● **DO THIS**
Each line of the material below should be reproduced exactly.

● **INFORMATION GIVEN**
.....
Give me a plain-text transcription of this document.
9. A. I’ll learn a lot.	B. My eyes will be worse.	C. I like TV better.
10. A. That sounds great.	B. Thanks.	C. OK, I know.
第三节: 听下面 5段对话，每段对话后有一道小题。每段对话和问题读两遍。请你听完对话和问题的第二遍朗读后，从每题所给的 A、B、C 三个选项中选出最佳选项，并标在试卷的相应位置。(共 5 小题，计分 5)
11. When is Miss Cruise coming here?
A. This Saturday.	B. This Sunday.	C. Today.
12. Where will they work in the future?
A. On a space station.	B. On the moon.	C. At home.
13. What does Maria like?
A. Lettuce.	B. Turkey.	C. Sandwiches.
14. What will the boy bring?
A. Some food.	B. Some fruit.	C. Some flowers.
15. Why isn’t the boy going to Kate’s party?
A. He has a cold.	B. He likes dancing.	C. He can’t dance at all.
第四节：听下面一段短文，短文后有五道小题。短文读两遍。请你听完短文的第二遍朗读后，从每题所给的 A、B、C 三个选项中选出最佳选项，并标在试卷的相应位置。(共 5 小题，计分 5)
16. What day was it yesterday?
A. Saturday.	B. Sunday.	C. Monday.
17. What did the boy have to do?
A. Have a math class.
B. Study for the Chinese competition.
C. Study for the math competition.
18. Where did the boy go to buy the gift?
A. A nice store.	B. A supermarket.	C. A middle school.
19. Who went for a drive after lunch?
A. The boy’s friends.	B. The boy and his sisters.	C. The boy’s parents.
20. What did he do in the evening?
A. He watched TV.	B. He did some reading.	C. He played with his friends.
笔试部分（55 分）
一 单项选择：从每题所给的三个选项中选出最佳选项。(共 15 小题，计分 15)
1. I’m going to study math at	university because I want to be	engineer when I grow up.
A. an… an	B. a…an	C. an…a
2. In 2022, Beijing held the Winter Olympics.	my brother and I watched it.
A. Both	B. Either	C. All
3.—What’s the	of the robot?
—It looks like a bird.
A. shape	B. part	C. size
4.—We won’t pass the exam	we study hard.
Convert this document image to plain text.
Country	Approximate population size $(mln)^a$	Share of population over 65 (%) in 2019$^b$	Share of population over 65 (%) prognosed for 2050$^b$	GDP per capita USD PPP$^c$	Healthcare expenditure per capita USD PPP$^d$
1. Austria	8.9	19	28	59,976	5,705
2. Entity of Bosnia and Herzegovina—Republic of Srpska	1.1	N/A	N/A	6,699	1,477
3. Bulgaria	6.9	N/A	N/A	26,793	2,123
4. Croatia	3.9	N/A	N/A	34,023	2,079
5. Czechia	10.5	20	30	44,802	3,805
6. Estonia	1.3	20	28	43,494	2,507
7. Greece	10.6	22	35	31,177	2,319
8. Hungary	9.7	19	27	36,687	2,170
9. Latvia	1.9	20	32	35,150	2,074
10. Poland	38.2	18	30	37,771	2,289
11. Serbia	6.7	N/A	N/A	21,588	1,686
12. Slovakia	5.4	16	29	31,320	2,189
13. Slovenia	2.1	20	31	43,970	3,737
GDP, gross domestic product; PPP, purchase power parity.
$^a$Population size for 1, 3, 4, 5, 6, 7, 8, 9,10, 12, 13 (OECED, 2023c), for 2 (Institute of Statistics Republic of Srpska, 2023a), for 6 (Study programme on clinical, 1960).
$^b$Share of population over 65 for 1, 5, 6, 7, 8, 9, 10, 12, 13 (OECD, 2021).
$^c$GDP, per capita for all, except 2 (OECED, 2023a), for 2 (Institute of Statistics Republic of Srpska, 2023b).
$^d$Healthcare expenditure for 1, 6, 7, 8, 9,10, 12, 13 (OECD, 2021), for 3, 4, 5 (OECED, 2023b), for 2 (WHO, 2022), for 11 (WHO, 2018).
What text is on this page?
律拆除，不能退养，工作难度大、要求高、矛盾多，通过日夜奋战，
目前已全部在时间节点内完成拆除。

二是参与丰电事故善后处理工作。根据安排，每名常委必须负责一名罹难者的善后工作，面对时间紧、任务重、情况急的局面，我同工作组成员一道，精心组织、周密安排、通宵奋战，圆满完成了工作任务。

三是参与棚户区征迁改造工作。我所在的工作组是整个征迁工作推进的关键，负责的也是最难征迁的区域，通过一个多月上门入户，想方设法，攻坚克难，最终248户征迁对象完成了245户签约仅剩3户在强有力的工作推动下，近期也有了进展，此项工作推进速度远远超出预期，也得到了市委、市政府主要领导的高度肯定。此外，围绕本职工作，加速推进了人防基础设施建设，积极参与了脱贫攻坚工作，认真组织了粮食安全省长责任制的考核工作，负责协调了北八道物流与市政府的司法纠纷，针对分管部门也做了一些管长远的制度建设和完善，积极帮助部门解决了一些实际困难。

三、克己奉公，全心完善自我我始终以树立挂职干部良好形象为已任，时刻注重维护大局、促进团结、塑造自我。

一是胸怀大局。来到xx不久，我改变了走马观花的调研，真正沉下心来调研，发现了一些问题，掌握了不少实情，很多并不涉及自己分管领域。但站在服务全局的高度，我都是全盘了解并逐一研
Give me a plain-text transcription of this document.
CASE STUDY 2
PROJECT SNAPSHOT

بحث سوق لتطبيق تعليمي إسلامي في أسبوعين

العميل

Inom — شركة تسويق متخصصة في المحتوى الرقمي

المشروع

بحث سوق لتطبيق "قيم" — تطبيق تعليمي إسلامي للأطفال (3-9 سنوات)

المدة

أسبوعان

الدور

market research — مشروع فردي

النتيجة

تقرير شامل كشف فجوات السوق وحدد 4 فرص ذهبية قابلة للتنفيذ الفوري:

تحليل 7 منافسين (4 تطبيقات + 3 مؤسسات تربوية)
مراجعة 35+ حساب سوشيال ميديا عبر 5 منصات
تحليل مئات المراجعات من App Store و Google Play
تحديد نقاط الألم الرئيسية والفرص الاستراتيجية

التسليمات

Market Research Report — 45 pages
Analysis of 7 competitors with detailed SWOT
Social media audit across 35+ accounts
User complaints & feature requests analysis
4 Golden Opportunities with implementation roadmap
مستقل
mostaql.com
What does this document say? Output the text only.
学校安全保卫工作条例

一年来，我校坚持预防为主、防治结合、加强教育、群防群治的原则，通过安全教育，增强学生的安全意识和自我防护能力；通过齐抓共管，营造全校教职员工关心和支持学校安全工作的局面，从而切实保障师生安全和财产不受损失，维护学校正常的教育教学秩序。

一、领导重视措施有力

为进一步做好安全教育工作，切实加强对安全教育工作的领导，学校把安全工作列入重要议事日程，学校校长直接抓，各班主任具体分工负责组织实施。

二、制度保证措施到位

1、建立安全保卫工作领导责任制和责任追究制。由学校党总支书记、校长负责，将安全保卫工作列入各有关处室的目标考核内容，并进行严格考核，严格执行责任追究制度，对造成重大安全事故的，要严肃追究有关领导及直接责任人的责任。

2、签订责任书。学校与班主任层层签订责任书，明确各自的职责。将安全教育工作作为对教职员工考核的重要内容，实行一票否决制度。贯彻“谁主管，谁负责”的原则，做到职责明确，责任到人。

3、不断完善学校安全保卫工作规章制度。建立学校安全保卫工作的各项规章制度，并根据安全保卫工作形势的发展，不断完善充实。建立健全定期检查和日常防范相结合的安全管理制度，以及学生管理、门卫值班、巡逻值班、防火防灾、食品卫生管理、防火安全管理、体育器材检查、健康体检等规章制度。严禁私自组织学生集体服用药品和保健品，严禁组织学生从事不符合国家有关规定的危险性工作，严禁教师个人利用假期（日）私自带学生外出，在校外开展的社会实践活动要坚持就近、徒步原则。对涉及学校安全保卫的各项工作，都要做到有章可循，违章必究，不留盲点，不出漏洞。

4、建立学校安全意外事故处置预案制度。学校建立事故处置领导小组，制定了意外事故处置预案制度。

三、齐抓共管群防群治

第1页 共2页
.....
● **RESPONSE**
Give me a plain-text transcription of this document.
9. A. I’ll learn a lot.	B. My eyes will be worse.	C. I like TV better.
10. A. That sounds great.	B. Thanks.	C. OK, I know.
第三节: 听下面 5段对话，每段对话后有一道小题。每段对话和问题读两遍。请你听完对话和问题的第二遍朗读后，从每题所给的 A、B、C 三个选项中选出最佳选项，并标在试卷的相应位置。(共 5 小题，计分 5)
11. When is Miss Cruise coming here?
A. This Saturday.	B. This Sunday.	C. Today.
12. Where will they work in the future?
A. On a space station.	B. On the moon.	C. At home.
13. What does Maria like?
A. Lettuce.	B. Turkey.	C. Sandwiches.
14. What will the boy bring?
A. Some food.	B. Some fruit.	C. Some flowers.
15. Why isn’t the boy going to Kate’s party?
A. He has a cold.	B. He likes dancing.	C. He can’t dance at all.
第四节：听下面一段短文，短文后有五道小题。短文读两遍。请你听完短文的第二遍朗读后，从每题所给的 A、B、C 三个选项中选出最佳选项，并标在试卷的相应位置。(共 5 小题，计分 5)
16. What day was it yesterday?
A. Saturday.	B. Sunday.	C. Monday.
17. What did the boy have to do?
A. Have a math class.
B. Study for the Chinese competition.
C. Study for the math competition.
18. Where did the boy go to buy the gift?
A. A nice store.	B. A supermarket.	C. A middle school.
19. Who went for a drive after lunch?
A. The boy’s friends.	B. The boy and his sisters.	C. The boy’s parents.
20. What did he do in the evening?
A. He watched TV.	B. He did some reading.	C. He played with his friends.
笔试部分（55 分）
一 单项选择：从每题所给的三个选项中选出最佳选项。(共 15 小题，计分 15)
1. I’m going to study math at	university because I want to be	engineer when I grow up.
A. an… an	B. a…an	C. an…a
2. In 2022, Beijing held the Winter Olympics.	my brother and I watched it.
A. Both	B. Either	C. All
3.—What’s the	of the robot?
—It looks like a bird.
A. shape	B. part	C. size
4.—We won’t pass the exam	we study hard.
Convert this document image to plain text.
Country	Approximate population size $(mln)^a$	Share of population over 65 (%) in 2019$^b$	Share of population over 65 (%) prognosed for 2050$^b$	GDP per capita USD PPP$^c$	Healthcare expenditure per capita USD PPP$^d$
1. Austria	8.9	19	28	59,976	5,705
2. Entity of Bosnia and Herzegovina—Republic of Srpska	1.1	N/A	N/A	6,699	1,477
3. Bulgaria	6.9	N/A	N/A	26,793	2,123
4. Croatia	3.9	N/A	N/A	34,023	2,079
5. Czechia	10.5	20	30	44,802	3,805
6. Estonia	1.3	20	28	43,494	2,507
7. Greece	10.6	22	35	31,177	2,319
8. Hungary	9.7	19	27	36,687	2,170
9. Latvia	1.9	20	32	35,150	2,074
10. Poland	38.2	18	30	37,771	2,289
11. Serbia	6.7	N/A	N/A	21,588	1,686
12. Slovakia	5.4	16	29	31,320	2,189
13. Slovenia	2.1	20	31	43,970	3,737
GDP, gross domestic product; PPP, purchase power parity.
$^a$Population size for 1, 3, 4, 5, 6, 7, 8, 9,10, 12, 13 (OECED, 2023c), for 2 (Institute of Statistics Republic of Srpska, 2023a), for 6 (Study programme on clinical, 1960).
$^b$Share of population over 65 for 1, 5, 6, 7, 8, 9, 10, 12, 13 (OECD, 2021).
$^c$GDP, per capita for all, except 2 (OECED, 2023a), for 2 (Institute of Statistics Republic of Srpska, 2023b).
$^d$Healthcare expenditure for 1, 6, 7, 8, 9,10, 12, 13 (OECD, 2021), for 3, 4, 5 (OECED, 2023b), for 2 (WHO, 2022), for 11 (WHO, 2018).
What text is on this page?
律拆除，不能退养，工作难度大、要求高、矛盾多，通过日夜奋战，
目前已全部在时间节点内完成拆除。

二是参与丰电事故善后处理工作。根据安排，每名常委必须负责一名罹难者的善后工作，面对时间紧、任务重、情况急的局面，我同工作组成员一道，精心组织、周密安排、通宵奋战，圆满完成了工作任务。

三是参与棚户区征迁改造工作。我所在的工作组是整个征迁工作推进的关键，负责的也是最难征迁的区域，通过一个多月上门入户，想方设法，攻坚克难，最终248户征迁对象完成了245户签约仅剩3户在强有力的工作推动下，近期也有了进展，此项工作推进速度远远超出预期，也得到了市委、市政府主要领导的高度肯定。此外，围绕本职工作，加速推进了人防基础设施建设，积极参与了脱贫攻坚工作，认真组织了粮食安全省长责任制的考核工作，负责协调了北八道物流与市政府的司法纠纷，针对分管部门也做了一些管长远的制度建设和完善，积极帮助部门解决了一些实际困难。

三、克己奉公，全心完善自我我始终以树立挂职干部良好形象为已任，时刻注重维护大局、促进团结、塑造自我。

一是胸怀大局。来到xx不久，我改变了走马观花的调研，真正沉下心来调研，发现了一些问题，掌握了不少实情，很多并不涉及自己分管领域。但站在服务全局的高度，我都是全盘了解并逐一研
Give me a plain-text transcription of this document.
CASE STUDY 2
PROJECT SNAPSHOT

بحث سوق لتطبيق تعليمي إسلامي في أسبوعين

العميل

Inom — شركة تسويق متخصصة في المحتوى الرقمي

المشروع

بحث سوق لتطبيق "قيم" — تطبيق تعليمي إسلامي للأطفال (3-9 سنوات)

المدة

أسبوعان

الدور

market research — مشروع فردي

النتيجة

تقرير شامل كشف فجوات السوق وحدد 4 فرص ذهبية قابلة للتنفيذ الفوري:

تحليل 7 منافسين (4 تطبيقات + 3 مؤسسات تربوية)
مراجعة 35+ حساب سوشيال ميديا عبر 5 منصات
تحليل مئات المراجعات من App Store و Google Play
تحديد نقاط الألم الرئيسية والفرص الاستراتيجية

التسليمات

Market Research Report — 45 pages
Analysis of 7 competitors with detailed SWOT
Social media audit across 35+ accounts
User complaints & feature requests analysis
4 Golden Opportunities with implementation roadmap
مستقل
mostaql.com
What does this document say? Output the text only.
学校安全保卫工作条例

一年来，我校坚持预防为主、防治结合、加强教育、群防群治的原则，通过安全教育，增强学生的安全意识和自我防护能力；通过齐抓共管，营造全校教职员工关心和支持学校安全工作的局面，从而切实保障师生安全和财产不受损失，维护学校正常的教育教学秩序。

一、领导重视措施有力

为进一步做好安全教育工作，切实加强对安全教育工作的领导，学校把安全工作列入重要议事日程，学校校长直接抓，各班主任具体分工负责组织实施。

二、制度保证措施到位

1、建立安全保卫工作领导责任制和责任追究制。由学校党总支书记、校长负责，将安全保卫工作列入各有关处室的目标考核内容，并进行严格考核，严格执行责任追究制度，对造成重大安全事故的，要严肃追究有关领导及直接责任人的责任。

2、签订责任书。学校与班主任层层签订责任书，明确各自的职责。将安全教育工作作为对教职员工考核的重要内容，实行一票否决制度。贯彻“谁主管，谁负责”的原则，做到职责明确，责任到人。

3、不断完善学校安全保卫工作规章制度。建立学校安全保卫工作的各项规章制度，并根据安全保卫工作形势的发展，不断完善充实。建立健全定期检查和日常防范相结合的安全管理制度，以及学生管理、门卫值班、巡逻值班、防火防灾、食品卫生管理、防火安全管理、体育器材检查、健康体检等规章制度。严禁私自组织学生集体服用药品和保健品，严禁组织学生从事不符合国家有关规定的危险性工作，严禁教师个人利用假期（日）私自带学生外出，在校外开展的社会实践活动要坚持就近、徒步原则。对涉及学校安全保卫的各项工作，都要做到有章可循，违章必究，不留盲点，不出漏洞。

4、建立学校安全意外事故处置预案制度。学校建立事故处置领导小组，制定了意外事故处置预案制度。

三、齐抓共管群防群治

第1页 共2页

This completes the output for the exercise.